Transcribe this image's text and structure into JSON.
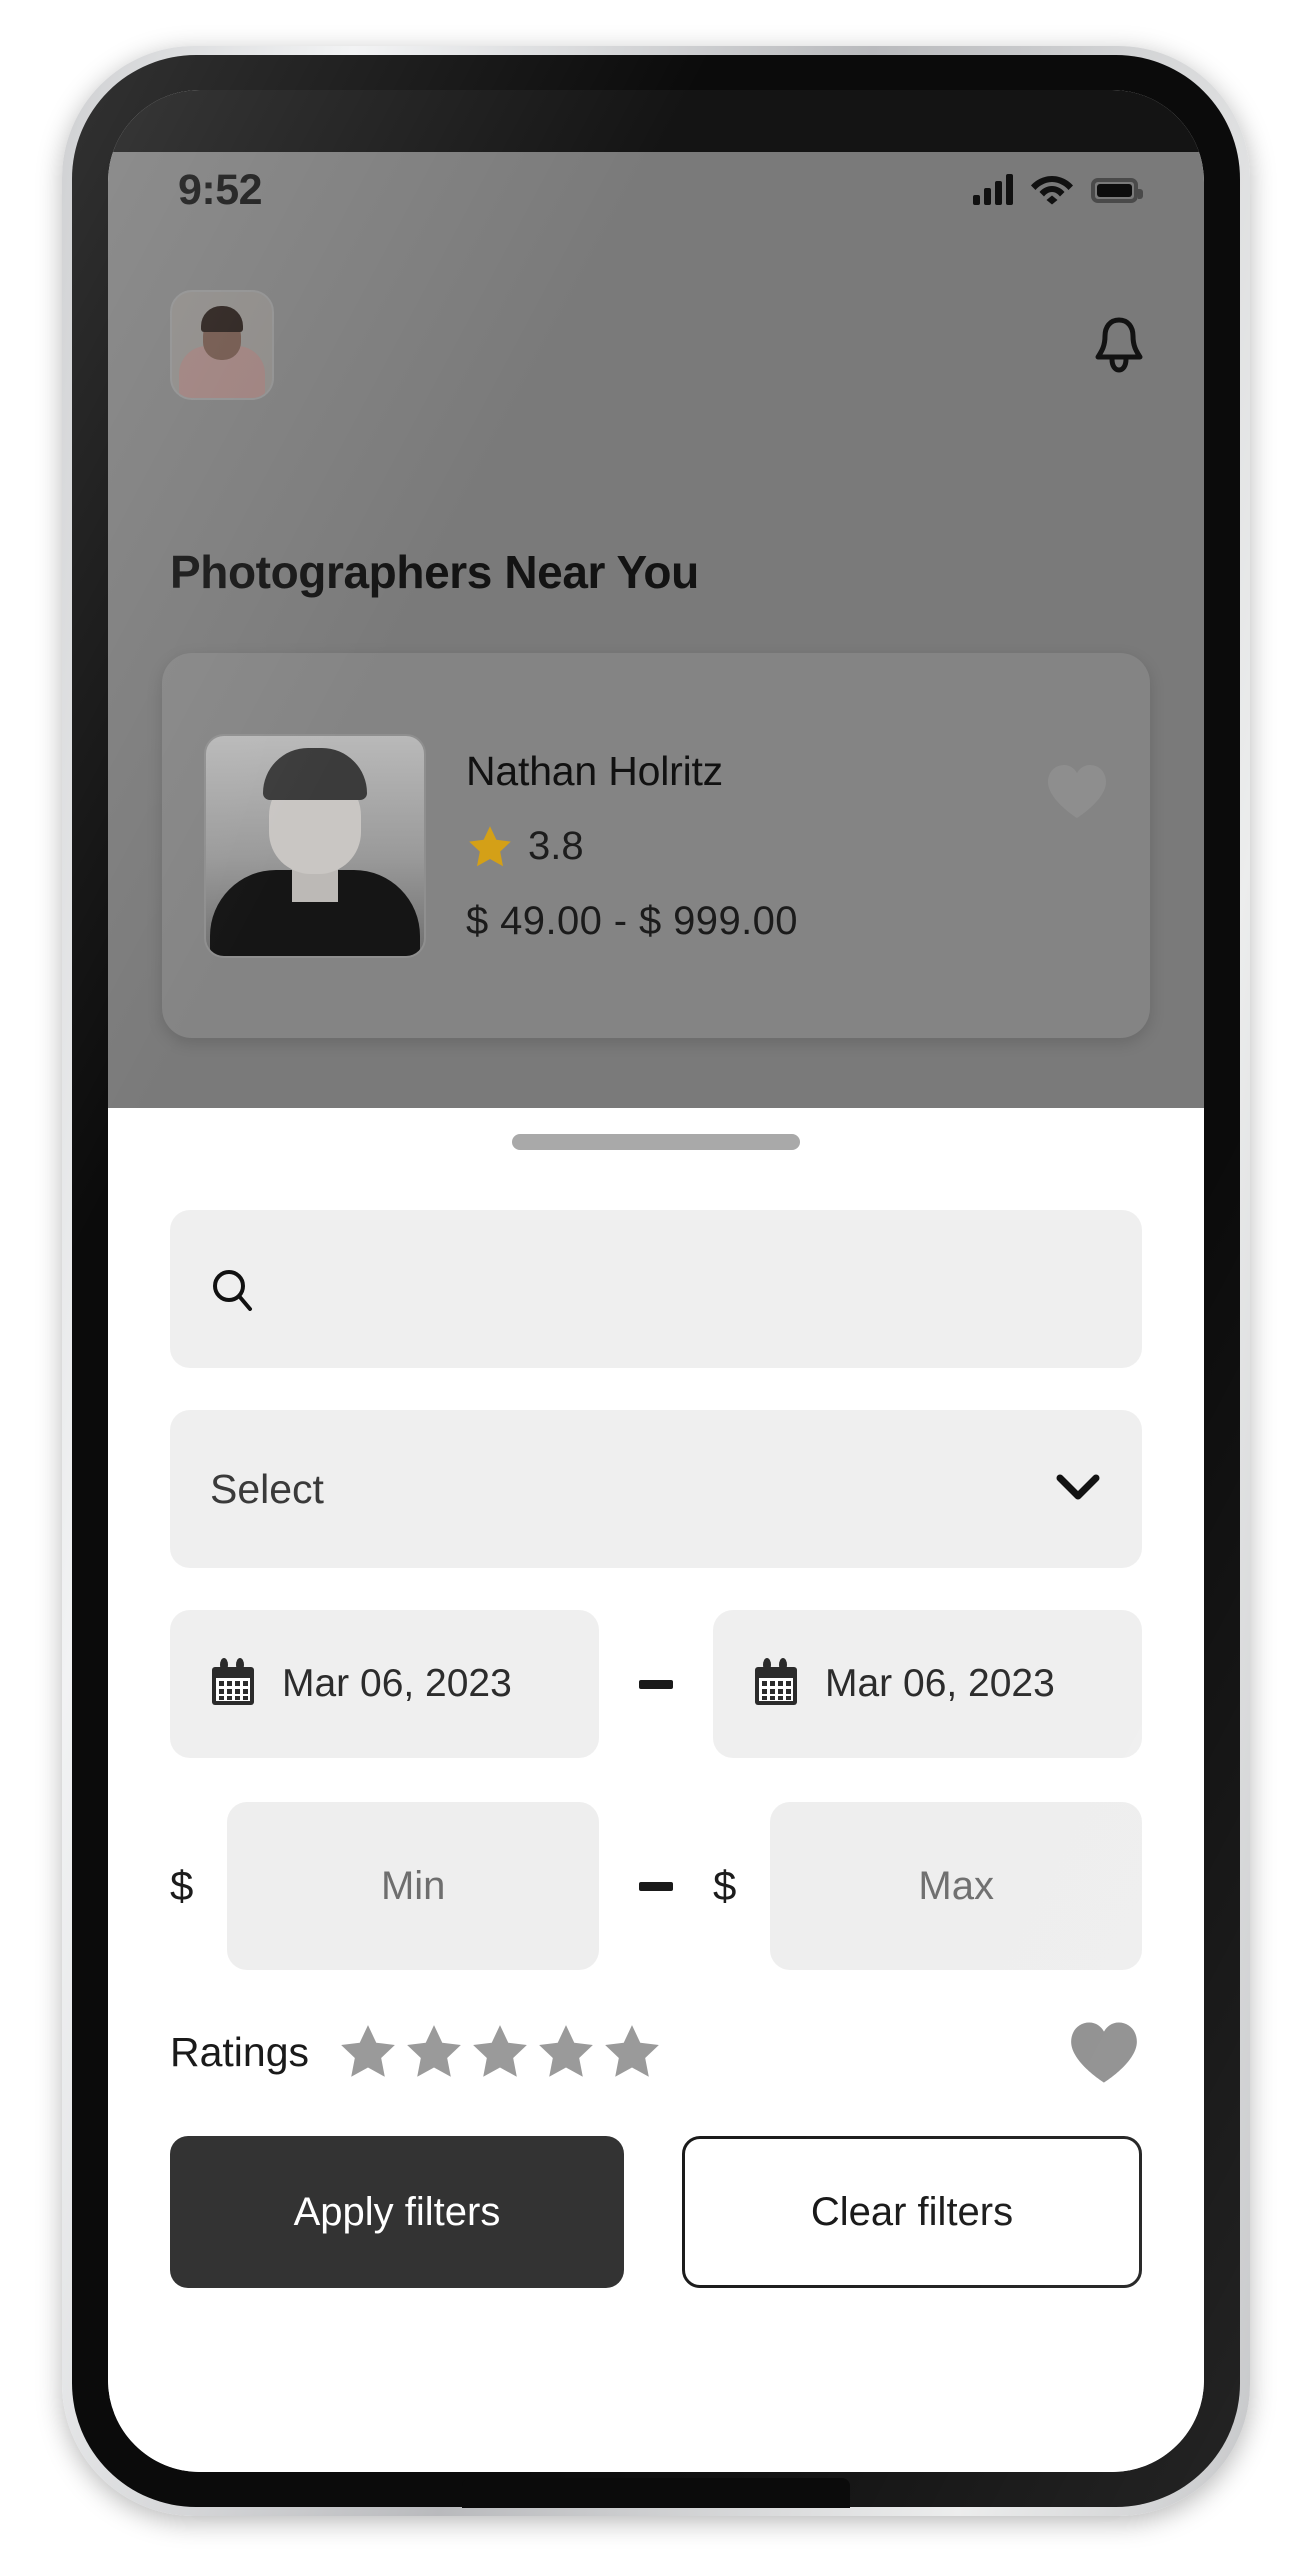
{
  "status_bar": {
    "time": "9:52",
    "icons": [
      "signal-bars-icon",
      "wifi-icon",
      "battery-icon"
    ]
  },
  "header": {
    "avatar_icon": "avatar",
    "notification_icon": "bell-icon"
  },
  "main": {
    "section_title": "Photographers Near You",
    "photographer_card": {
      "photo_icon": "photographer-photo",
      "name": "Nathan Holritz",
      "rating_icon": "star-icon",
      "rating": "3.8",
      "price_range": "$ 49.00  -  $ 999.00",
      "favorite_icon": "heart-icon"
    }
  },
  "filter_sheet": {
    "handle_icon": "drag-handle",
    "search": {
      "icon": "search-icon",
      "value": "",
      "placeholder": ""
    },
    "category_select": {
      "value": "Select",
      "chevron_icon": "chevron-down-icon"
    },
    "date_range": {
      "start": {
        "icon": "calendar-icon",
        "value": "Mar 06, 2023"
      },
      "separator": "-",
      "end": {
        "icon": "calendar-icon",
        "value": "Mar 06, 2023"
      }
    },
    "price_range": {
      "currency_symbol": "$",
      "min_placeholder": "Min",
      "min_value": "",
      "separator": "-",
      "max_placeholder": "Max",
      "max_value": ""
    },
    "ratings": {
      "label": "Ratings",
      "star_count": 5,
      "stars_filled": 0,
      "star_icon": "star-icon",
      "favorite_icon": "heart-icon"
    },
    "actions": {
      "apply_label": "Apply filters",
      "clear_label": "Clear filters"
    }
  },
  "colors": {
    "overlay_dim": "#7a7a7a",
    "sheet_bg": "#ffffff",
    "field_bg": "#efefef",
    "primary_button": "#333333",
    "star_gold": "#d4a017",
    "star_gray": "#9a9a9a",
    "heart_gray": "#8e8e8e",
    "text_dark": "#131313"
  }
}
= = = =
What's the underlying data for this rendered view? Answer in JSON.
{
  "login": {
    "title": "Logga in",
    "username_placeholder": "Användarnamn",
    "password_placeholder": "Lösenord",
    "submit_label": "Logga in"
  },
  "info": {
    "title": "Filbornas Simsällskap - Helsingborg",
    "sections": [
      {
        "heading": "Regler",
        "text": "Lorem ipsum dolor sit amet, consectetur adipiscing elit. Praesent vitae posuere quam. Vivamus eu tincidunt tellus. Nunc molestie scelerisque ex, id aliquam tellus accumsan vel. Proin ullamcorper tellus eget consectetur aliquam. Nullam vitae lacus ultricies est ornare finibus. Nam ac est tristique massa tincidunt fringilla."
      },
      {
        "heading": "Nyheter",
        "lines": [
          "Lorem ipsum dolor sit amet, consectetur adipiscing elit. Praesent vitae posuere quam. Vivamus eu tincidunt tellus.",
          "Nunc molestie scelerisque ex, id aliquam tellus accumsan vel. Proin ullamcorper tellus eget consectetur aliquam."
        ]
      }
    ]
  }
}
= = = =
THE TASK >> Pull every line holding "dolor" out of the records.

SOLUTION TO THIS TASK >>
        "text": "Lorem ipsum dolor sit amet, consectetur adipiscing elit. Praesent vitae posuere quam. Vivamus eu tincidunt tellus. Nunc molestie scelerisque ex, id aliquam tellus accumsan vel. Proin ullamcorper tellus eget consectetur aliquam. Nullam vitae lacus ultricies est ornare finibus. Nam ac est tristique massa tincidunt fringilla."
          "Lorem ipsum dolor sit amet, consectetur adipiscing elit. Praesent vitae posuere quam. Vivamus eu tincidunt tellus.",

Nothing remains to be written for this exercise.